### Set exercise
Write out the records beneath this line exactly as they appear, minus any images.

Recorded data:
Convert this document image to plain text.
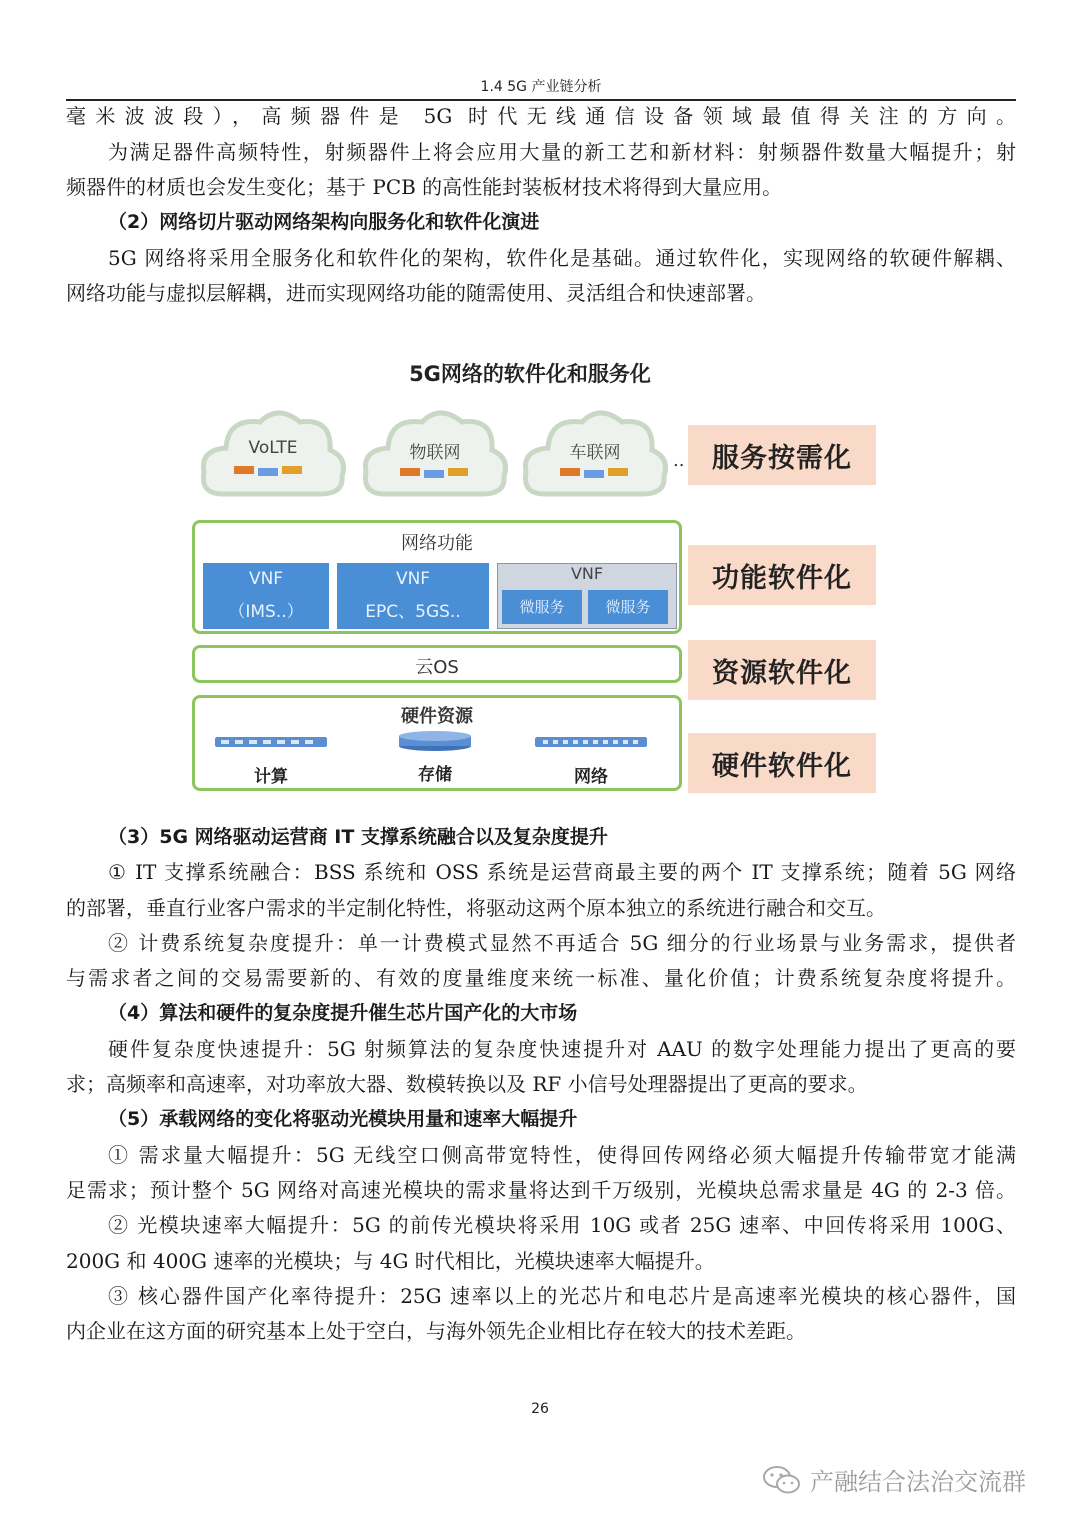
1.4 5G 产业链分析
毫米波波段），高频器件是 5G 时代无线通信设备领域最值得关注的方向。
为满足器件高频特性，射频器件上将会应用大量的新工艺和新材料：射频器件数量大幅提升；射
频器件的材质也会发生变化；基于 PCB 的高性能封装板材技术将得到大量应用。
（2）网络切片驱动网络架构向服务化和软件化演进
5G 网络将采用全服务化和软件化的架构，软件化是基础。通过软件化，实现网络的软硬件解耦、
网络功能与虚拟层解耦，进而实现网络功能的随需使用、灵活组合和快速部署。
5G网络的软件化和服务化
VoLTE	物联网	车联网	..	服务按需化
功能软件化
资源软件化
硬件软件化
网络功能
VNF
（IMS..）
VNF
EPC、5GS..
VNF
微服务	微服务
云OS
硬件资源
计算	存储	网络
（3）5G 网络驱动运营商 IT 支撑系统融合以及复杂度提升
① IT 支撑系统融合：BSS 系统和 OSS 系统是运营商最主要的两个 IT 支撑系统；随着 5G 网络
的部署，垂直行业客户需求的半定制化特性，将驱动这两个原本独立的系统进行融合和交互。
② 计费系统复杂度提升：单一计费模式显然不再适合 5G 细分的行业场景与业务需求，提供者
与需求者之间的交易需要新的、有效的度量维度来统一标准、量化价值；计费系统复杂度将提升。
（4）算法和硬件的复杂度提升催生芯片国产化的大市场
硬件复杂度快速提升：5G 射频算法的复杂度快速提升对 AAU 的数字处理能力提出了更高的要
求；高频率和高速率，对功率放大器、数模转换以及 RF 小信号处理器提出了更高的要求。
（5）承载网络的变化将驱动光模块用量和速率大幅提升
① 需求量大幅提升：5G 无线空口侧高带宽特性，使得回传网络必须大幅提升传输带宽才能满
足需求；预计整个 5G 网络对高速光模块的需求量将达到千万级别，光模块总需求量是 4G 的 2-3 倍。
② 光模块速率大幅提升：5G 的前传光模块将采用 10G 或者 25G 速率、中回传将采用 100G、
200G 和 400G 速率的光模块；与 4G 时代相比，光模块速率大幅提升。
③ 核心器件国产化率待提升：25G 速率以上的光芯片和电芯片是高速率光模块的核心器件，国
内企业在这方面的研究基本上处于空白，与海外领先企业相比存在较大的技术差距。
26
产融结合法治交流群
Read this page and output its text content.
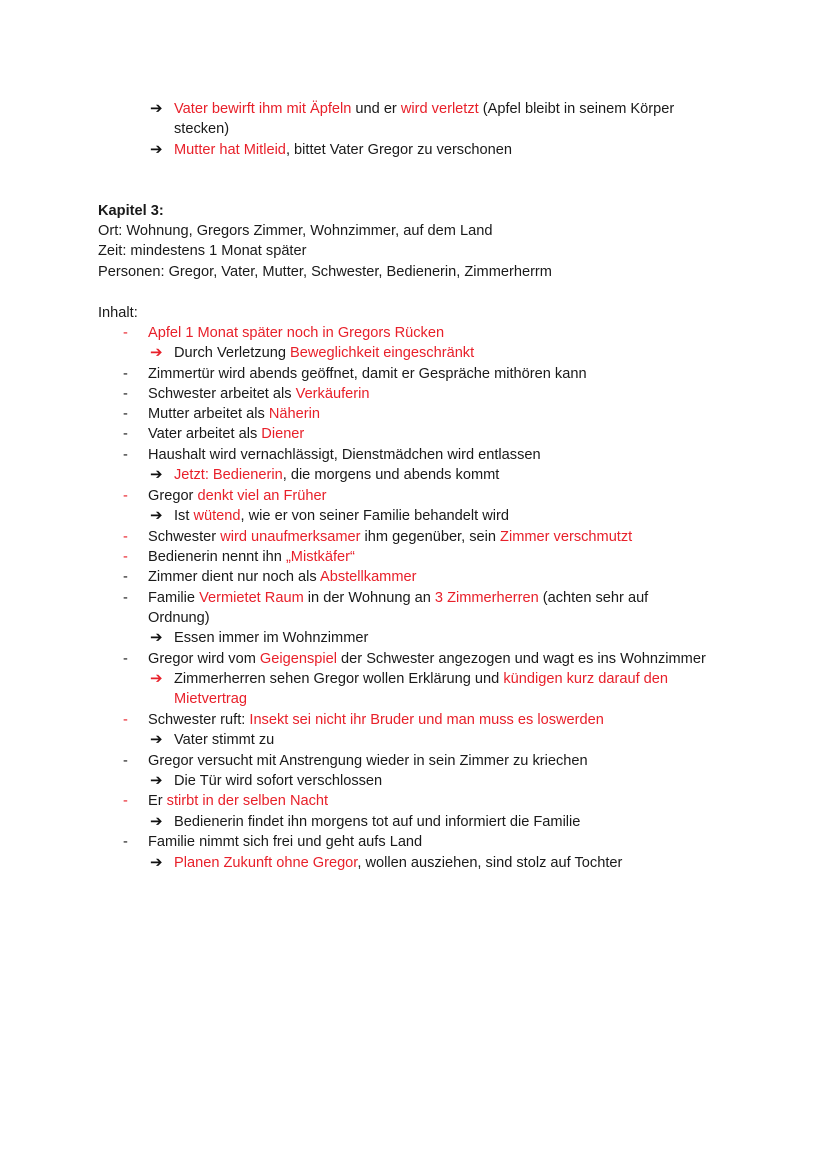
➔ Vater bewirft ihm mit Äpfeln und er wird verletzt (Apfel bleibt in seinem Körper
stecken)
➔ Mutter hat Mitleid, bittet Vater Gregor zu verschonen
Kapitel 3:
Ort: Wohnung, Gregors Zimmer, Wohnzimmer, auf dem Land
Zeit: mindestens 1 Monat später
Personen: Gregor, Vater, Mutter, Schwester, Bedienerin, Zimmerherrm
Inhalt:
- Apfel 1 Monat später noch in Gregors Rücken
➔ Durch Verletzung Beweglichkeit eingeschränkt
- Zimmertür wird abends geöffnet, damit er Gespräche mithören kann
- Schwester arbeitet als Verkäuferin
- Mutter arbeitet als Näherin
- Vater arbeitet als Diener
- Haushalt wird vernachlässigt, Dienstmädchen wird entlassen
➔ Jetzt: Bedienerin, die morgens und abends kommt
- Gregor denkt viel an Früher
➔ Ist wütend, wie er von seiner Familie behandelt wird
- Schwester wird unaufmerksamer ihm gegenüber, sein Zimmer verschmutzt
- Bedienerin nennt ihn „Mistkäfer“
- Zimmer dient nur noch als Abstellkammer
- Familie Vermietet Raum in der Wohnung an 3 Zimmerherren (achten sehr auf
Ordnung)
➔ Essen immer im Wohnzimmer
- Gregor wird vom Geigenspiel der Schwester angezogen und wagt es ins Wohnzimmer
➔ Zimmerherren sehen Gregor wollen Erklärung und kündigen kurz darauf den
Mietvertrag
- Schwester ruft: Insekt sei nicht ihr Bruder und man muss es loswerden
➔ Vater stimmt zu
- Gregor versucht mit Anstrengung wieder in sein Zimmer zu kriechen
➔ Die Tür wird sofort verschlossen
- Er stirbt in der selben Nacht
➔ Bedienerin findet ihn morgens tot auf und informiert die Familie
- Familie nimmt sich frei und geht aufs Land
➔ Planen Zukunft ohne Gregor, wollen ausziehen, sind stolz auf Tochter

### Task solution
Convert this document image to plain text.
1.4 5G 产业链分析
毫米波波段），高频器件是 5G 时代无线通信设备领域最值得关注的方向。
为满足器件高频特性，射频器件上将会应用大量的新工艺和新材料：射频器件数量大幅提升；射
频器件的材质也会发生变化；基于 PCB 的高性能封装板材技术将得到大量应用。
（2）网络切片驱动网络架构向服务化和软件化演进
5G 网络将采用全服务化和软件化的架构，软件化是基础。通过软件化，实现网络的软硬件解耦、
网络功能与虚拟层解耦，进而实现网络功能的随需使用、灵活组合和快速部署。
5G网络的软件化和服务化
VoLTE	物联网	车联网	..	服务按需化
功能软件化
资源软件化
硬件软件化
网络功能
VNF
（IMS..）
VNF
EPC、5GS..
VNF
微服务	微服务
云OS
硬件资源
计算	存储	网络
（3）5G 网络驱动运营商 IT 支撑系统融合以及复杂度提升
① IT 支撑系统融合：BSS 系统和 OSS 系统是运营商最主要的两个 IT 支撑系统；随着 5G 网络
的部署，垂直行业客户需求的半定制化特性，将驱动这两个原本独立的系统进行融合和交互。
② 计费系统复杂度提升：单一计费模式显然不再适合 5G 细分的行业场景与业务需求，提供者
与需求者之间的交易需要新的、有效的度量维度来统一标准、量化价值；计费系统复杂度将提升。
（4）算法和硬件的复杂度提升催生芯片国产化的大市场
硬件复杂度快速提升：5G 射频算法的复杂度快速提升对 AAU 的数字处理能力提出了更高的要
求；高频率和高速率，对功率放大器、数模转换以及 RF 小信号处理器提出了更高的要求。
（5）承载网络的变化将驱动光模块用量和速率大幅提升
① 需求量大幅提升：5G 无线空口侧高带宽特性，使得回传网络必须大幅提升传输带宽才能满
足需求；预计整个 5G 网络对高速光模块的需求量将达到千万级别，光模块总需求量是 4G 的 2-3 倍。
② 光模块速率大幅提升：5G 的前传光模块将采用 10G 或者 25G 速率、中回传将采用 100G、
200G 和 400G 速率的光模块；与 4G 时代相比，光模块速率大幅提升。
③ 核心器件国产化率待提升：25G 速率以上的光芯片和电芯片是高速率光模块的核心器件，国
内企业在这方面的研究基本上处于空白，与海外领先企业相比存在较大的技术差距。
26
产融结合法治交流群
Read this page and output its text content.
➔ Vater bewirft ihm mit Äpfeln und er wird verletzt (Apfel bleibt in seinem Körper
stecken)
➔ Mutter hat Mitleid, bittet Vater Gregor zu verschonen
Kapitel 3:
Ort: Wohnung, Gregors Zimmer, Wohnzimmer, auf dem Land
Zeit: mindestens 1 Monat später
Personen: Gregor, Vater, Mutter, Schwester, Bedienerin, Zimmerherrm
Inhalt:
- Apfel 1 Monat später noch in Gregors Rücken
➔ Durch Verletzung Beweglichkeit eingeschränkt
- Zimmertür wird abends geöffnet, damit er Gespräche mithören kann
- Schwester arbeitet als Verkäuferin
- Mutter arbeitet als Näherin
- Vater arbeitet als Diener
- Haushalt wird vernachlässigt, Dienstmädchen wird entlassen
➔ Jetzt: Bedienerin, die morgens und abends kommt
- Gregor denkt viel an Früher
➔ Ist wütend, wie er von seiner Familie behandelt wird
- Schwester wird unaufmerksamer ihm gegenüber, sein Zimmer verschmutzt
- Bedienerin nennt ihn „Mistkäfer“
- Zimmer dient nur noch als Abstellkammer
- Familie Vermietet Raum in der Wohnung an 3 Zimmerherren (achten sehr auf
Ordnung)
➔ Essen immer im Wohnzimmer
- Gregor wird vom Geigenspiel der Schwester angezogen und wagt es ins Wohnzimmer
➔ Zimmerherren sehen Gregor wollen Erklärung und kündigen kurz darauf den
Mietvertrag
- Schwester ruft: Insekt sei nicht ihr Bruder und man muss es loswerden
➔ Vater stimmt zu
- Gregor versucht mit Anstrengung wieder in sein Zimmer zu kriechen
➔ Die Tür wird sofort verschlossen
- Er stirbt in der selben Nacht
➔ Bedienerin findet ihn morgens tot auf und informiert die Familie
- Familie nimmt sich frei und geht aufs Land
➔ Planen Zukunft ohne Gregor, wollen ausziehen, sind stolz auf Tochter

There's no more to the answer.